── Provided data ──

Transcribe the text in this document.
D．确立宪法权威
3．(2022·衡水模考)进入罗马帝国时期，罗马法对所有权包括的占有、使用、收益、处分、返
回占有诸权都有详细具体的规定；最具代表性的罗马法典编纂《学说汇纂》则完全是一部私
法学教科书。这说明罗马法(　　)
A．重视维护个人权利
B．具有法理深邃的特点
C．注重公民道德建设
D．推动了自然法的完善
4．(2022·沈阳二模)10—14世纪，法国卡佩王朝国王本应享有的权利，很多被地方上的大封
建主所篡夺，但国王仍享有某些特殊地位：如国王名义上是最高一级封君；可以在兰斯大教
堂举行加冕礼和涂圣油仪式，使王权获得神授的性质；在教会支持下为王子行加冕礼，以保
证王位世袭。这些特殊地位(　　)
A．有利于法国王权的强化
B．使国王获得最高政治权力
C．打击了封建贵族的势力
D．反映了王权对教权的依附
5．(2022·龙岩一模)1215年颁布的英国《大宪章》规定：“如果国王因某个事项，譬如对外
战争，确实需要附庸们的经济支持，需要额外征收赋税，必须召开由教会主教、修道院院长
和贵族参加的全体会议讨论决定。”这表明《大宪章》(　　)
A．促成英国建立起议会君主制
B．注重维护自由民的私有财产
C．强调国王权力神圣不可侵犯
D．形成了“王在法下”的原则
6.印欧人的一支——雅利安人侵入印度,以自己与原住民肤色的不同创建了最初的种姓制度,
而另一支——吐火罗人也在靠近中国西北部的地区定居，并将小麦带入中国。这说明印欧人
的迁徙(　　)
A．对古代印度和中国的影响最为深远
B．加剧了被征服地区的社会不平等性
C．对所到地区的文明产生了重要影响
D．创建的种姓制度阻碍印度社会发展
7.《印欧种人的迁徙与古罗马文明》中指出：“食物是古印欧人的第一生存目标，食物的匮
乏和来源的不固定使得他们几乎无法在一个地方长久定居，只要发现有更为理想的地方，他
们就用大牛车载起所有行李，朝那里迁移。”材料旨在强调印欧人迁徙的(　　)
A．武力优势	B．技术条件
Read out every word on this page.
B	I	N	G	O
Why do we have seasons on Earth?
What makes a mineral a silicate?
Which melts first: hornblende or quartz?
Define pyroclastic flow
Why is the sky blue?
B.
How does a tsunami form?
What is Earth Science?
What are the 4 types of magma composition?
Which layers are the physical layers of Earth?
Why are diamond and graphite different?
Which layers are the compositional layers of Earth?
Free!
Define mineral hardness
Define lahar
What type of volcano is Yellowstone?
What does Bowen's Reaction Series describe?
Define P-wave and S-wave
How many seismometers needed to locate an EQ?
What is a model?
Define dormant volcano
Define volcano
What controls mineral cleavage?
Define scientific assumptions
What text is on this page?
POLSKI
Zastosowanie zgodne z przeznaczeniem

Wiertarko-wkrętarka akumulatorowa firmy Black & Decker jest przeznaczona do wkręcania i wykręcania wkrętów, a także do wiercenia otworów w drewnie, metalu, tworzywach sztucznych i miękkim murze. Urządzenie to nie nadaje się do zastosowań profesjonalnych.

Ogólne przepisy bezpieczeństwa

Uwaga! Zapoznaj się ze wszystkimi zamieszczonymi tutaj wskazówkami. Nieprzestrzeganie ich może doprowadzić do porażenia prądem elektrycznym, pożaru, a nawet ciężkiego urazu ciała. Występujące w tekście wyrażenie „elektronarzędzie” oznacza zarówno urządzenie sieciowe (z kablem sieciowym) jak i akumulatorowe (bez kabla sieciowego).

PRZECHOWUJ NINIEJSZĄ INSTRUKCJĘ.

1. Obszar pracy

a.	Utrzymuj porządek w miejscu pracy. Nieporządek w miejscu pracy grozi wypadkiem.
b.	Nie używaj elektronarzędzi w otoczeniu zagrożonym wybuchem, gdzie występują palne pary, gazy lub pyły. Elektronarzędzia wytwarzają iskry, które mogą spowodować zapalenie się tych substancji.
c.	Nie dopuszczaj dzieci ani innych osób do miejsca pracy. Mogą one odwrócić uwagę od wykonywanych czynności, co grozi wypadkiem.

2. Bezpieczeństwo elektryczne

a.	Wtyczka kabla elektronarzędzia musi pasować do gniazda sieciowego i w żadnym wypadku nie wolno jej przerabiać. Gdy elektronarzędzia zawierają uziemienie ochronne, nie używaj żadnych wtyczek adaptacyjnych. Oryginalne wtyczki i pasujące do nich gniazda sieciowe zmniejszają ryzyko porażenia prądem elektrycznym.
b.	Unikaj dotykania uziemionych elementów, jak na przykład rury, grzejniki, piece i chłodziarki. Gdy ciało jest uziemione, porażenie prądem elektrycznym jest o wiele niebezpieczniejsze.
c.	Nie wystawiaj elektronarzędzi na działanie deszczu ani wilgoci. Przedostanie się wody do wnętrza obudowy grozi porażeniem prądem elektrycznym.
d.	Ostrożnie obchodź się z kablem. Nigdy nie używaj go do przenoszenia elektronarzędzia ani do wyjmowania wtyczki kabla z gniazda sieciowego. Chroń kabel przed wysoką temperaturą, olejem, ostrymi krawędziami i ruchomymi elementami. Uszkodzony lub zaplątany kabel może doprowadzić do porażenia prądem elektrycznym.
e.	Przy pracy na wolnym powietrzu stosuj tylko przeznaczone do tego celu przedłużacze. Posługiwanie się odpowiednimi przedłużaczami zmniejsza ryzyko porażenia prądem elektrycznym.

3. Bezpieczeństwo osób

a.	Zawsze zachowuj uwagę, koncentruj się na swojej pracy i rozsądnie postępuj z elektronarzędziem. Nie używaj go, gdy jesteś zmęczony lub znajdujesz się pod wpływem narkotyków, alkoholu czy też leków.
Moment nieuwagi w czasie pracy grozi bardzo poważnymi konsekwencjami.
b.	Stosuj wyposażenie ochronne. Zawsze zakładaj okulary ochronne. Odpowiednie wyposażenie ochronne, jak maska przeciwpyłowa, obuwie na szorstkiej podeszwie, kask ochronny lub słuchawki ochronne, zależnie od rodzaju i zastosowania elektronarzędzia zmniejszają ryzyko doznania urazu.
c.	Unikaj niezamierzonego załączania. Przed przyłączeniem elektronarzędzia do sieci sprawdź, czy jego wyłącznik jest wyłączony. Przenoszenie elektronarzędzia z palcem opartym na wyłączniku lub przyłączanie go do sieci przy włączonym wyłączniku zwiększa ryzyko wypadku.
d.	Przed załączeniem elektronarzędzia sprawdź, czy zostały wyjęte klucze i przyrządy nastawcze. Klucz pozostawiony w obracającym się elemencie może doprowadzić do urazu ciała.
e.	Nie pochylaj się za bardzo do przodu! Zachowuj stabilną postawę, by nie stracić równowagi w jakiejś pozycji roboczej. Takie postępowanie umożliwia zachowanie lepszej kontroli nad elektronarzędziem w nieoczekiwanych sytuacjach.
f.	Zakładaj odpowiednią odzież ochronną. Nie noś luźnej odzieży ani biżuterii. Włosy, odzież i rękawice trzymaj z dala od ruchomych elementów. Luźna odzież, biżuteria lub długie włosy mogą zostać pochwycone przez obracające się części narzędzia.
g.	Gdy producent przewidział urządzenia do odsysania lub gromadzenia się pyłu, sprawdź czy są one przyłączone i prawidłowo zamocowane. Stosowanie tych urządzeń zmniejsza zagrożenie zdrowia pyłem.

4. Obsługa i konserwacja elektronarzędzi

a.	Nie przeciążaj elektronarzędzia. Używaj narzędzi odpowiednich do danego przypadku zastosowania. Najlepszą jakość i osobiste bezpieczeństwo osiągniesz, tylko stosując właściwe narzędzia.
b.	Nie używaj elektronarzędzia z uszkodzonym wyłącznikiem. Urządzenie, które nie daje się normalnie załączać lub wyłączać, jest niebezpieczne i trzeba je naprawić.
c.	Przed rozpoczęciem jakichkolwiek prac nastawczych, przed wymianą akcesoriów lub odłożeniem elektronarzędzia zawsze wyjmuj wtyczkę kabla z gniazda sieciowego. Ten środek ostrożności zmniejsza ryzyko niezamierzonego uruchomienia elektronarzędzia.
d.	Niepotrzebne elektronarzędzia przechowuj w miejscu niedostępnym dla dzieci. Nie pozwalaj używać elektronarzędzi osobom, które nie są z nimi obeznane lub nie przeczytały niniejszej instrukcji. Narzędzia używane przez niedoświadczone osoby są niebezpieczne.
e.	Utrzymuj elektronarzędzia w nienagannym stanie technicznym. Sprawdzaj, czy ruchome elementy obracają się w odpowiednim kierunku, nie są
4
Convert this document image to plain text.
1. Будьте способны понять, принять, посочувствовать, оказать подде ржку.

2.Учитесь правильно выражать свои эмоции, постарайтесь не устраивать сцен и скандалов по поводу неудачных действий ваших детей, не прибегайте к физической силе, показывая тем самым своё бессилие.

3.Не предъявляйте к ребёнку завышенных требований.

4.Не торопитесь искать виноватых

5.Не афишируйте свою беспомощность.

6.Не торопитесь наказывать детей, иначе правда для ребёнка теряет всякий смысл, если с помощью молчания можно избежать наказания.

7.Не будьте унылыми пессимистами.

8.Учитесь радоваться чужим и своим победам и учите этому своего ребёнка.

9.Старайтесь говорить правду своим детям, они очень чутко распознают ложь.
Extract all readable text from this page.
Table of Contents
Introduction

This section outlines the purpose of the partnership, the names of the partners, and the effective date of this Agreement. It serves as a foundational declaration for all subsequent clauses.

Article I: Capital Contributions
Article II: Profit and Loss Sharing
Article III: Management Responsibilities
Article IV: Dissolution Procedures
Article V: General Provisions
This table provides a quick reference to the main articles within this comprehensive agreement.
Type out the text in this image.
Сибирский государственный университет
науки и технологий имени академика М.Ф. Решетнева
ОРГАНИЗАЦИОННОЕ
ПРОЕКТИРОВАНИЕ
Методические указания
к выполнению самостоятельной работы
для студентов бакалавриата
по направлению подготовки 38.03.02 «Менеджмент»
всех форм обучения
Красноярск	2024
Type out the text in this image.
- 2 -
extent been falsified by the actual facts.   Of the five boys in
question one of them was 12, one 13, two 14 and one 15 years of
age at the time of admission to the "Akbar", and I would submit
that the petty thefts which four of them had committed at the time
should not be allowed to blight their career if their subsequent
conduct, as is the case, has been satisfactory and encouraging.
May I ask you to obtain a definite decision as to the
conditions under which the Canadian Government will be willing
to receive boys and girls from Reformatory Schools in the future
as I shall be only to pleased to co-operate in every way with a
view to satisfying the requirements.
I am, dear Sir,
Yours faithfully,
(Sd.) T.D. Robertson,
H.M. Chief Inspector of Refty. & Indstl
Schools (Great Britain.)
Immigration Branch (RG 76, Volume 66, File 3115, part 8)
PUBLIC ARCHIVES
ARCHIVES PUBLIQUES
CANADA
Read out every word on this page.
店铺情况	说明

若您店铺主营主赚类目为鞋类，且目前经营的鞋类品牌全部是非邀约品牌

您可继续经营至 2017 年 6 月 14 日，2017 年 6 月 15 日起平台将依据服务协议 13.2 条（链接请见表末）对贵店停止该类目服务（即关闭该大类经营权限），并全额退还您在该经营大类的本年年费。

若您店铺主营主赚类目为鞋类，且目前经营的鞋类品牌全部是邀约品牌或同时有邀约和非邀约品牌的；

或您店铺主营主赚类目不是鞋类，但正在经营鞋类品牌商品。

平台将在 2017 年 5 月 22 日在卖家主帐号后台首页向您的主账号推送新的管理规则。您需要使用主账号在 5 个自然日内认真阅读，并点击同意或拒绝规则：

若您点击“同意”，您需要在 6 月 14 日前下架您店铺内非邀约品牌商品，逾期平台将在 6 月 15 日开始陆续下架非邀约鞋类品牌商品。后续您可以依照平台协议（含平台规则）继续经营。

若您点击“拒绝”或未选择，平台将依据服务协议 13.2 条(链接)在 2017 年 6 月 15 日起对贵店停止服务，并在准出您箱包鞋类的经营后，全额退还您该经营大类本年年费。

───

Go through the records and show every line with the string "kablem" in it.

**Task result:**
Uwaga! Zapoznaj się ze wszystkimi zamieszczonymi tutaj wskazówkami. Nieprzestrzeganie ich może doprowadzić do porażenia prądem elektrycznym, pożaru, a nawet ciężkiego urazu ciała. Występujące w tekście wyrażenie „elektronarzędzie” oznacza zarówno urządzenie sieciowe (z kablem sieciowym) jak i akumulatorowe (bez kabla sieciowego).
d.	Ostrożnie obchodź się z kablem. Nigdy nie używaj go do przenoszenia elektronarzędzia ani do wyjmowania wtyczki kabla z gniazda sieciowego. Chroń kabel przed wysoką temperaturą, olejem, ostrymi krawędziami i ruchomymi elementami. Uszkodzony lub zaplątany kabel może doprowadzić do porażenia prądem elektrycznym.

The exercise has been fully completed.